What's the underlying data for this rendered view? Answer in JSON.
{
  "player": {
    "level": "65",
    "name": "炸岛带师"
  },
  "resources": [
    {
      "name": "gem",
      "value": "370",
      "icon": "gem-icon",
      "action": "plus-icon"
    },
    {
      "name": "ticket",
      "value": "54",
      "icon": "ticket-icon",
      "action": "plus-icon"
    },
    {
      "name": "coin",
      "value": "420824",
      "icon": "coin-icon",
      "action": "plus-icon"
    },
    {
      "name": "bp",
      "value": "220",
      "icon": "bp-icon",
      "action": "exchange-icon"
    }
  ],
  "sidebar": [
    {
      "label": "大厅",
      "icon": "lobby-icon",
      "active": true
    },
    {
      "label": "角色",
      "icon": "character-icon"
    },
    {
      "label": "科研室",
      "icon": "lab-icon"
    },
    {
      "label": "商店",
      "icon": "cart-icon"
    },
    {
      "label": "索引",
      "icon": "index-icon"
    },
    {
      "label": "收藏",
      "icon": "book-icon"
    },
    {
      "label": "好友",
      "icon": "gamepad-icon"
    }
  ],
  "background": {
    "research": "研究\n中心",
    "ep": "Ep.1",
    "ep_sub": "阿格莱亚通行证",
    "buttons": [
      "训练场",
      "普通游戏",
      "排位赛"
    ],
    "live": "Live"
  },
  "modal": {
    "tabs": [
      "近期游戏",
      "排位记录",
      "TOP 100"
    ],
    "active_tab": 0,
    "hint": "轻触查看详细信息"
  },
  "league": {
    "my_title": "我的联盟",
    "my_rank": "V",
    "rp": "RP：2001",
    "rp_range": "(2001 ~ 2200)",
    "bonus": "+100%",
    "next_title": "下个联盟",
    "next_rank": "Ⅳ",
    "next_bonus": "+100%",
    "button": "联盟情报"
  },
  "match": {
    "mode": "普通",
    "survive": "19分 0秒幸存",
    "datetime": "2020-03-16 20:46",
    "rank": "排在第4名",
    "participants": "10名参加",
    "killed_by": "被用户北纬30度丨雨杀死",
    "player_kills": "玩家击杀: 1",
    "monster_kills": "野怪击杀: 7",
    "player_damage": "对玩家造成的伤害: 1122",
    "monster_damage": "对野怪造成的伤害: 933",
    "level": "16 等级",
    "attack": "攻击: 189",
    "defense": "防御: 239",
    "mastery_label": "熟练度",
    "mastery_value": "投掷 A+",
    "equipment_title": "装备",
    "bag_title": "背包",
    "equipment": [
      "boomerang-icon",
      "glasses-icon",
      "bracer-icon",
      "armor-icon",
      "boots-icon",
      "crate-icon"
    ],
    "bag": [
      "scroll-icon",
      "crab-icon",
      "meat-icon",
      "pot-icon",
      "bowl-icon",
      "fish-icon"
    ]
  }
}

## Your instructions
Reproduce the data in full, exactly as presented.

## Correct response
What's the underlying data for this rendered view? Answer in JSON.
{
  "player": {
    "level": "65",
    "name": "炸岛带师"
  },
  "resources": [
    {
      "name": "gem",
      "value": "370",
      "icon": "gem-icon",
      "action": "plus-icon"
    },
    {
      "name": "ticket",
      "value": "54",
      "icon": "ticket-icon",
      "action": "plus-icon"
    },
    {
      "name": "coin",
      "value": "420824",
      "icon": "coin-icon",
      "action": "plus-icon"
    },
    {
      "name": "bp",
      "value": "220",
      "icon": "bp-icon",
      "action": "exchange-icon"
    }
  ],
  "sidebar": [
    {
      "label": "大厅",
      "icon": "lobby-icon",
      "active": true
    },
    {
      "label": "角色",
      "icon": "character-icon"
    },
    {
      "label": "科研室",
      "icon": "lab-icon"
    },
    {
      "label": "商店",
      "icon": "cart-icon"
    },
    {
      "label": "索引",
      "icon": "index-icon"
    },
    {
      "label": "收藏",
      "icon": "book-icon"
    },
    {
      "label": "好友",
      "icon": "gamepad-icon"
    }
  ],
  "background": {
    "research": "研究\n中心",
    "ep": "Ep.1",
    "ep_sub": "阿格莱亚通行证",
    "buttons": [
      "训练场",
      "普通游戏",
      "排位赛"
    ],
    "live": "Live"
  },
  "modal": {
    "tabs": [
      "近期游戏",
      "排位记录",
      "TOP 100"
    ],
    "active_tab": 0,
    "hint": "轻触查看详细信息"
  },
  "league": {
    "my_title": "我的联盟",
    "my_rank": "V",
    "rp": "RP：2001",
    "rp_range": "(2001 ~ 2200)",
    "bonus": "+100%",
    "next_title": "下个联盟",
    "next_rank": "Ⅳ",
    "next_bonus": "+100%",
    "button": "联盟情报"
  },
  "match": {
    "mode": "普通",
    "survive": "19分 0秒幸存",
    "datetime": "2020-03-16 20:46",
    "rank": "排在第4名",
    "participants": "10名参加",
    "killed_by": "被用户北纬30度丨雨杀死",
    "player_kills": "玩家击杀: 1",
    "monster_kills": "野怪击杀: 7",
    "player_damage": "对玩家造成的伤害: 1122",
    "monster_damage": "对野怪造成的伤害: 933",
    "level": "16 等级",
    "attack": "攻击: 189",
    "defense": "防御: 239",
    "mastery_label": "熟练度",
    "mastery_value": "投掷 A+",
    "equipment_title": "装备",
    "bag_title": "背包",
    "equipment": [
      "boomerang-icon",
      "glasses-icon",
      "bracer-icon",
      "armor-icon",
      "boots-icon",
      "crate-icon"
    ],
    "bag": [
      "scroll-icon",
      "crab-icon",
      "meat-icon",
      "pot-icon",
      "bowl-icon",
      "fish-icon"
    ]
  }
}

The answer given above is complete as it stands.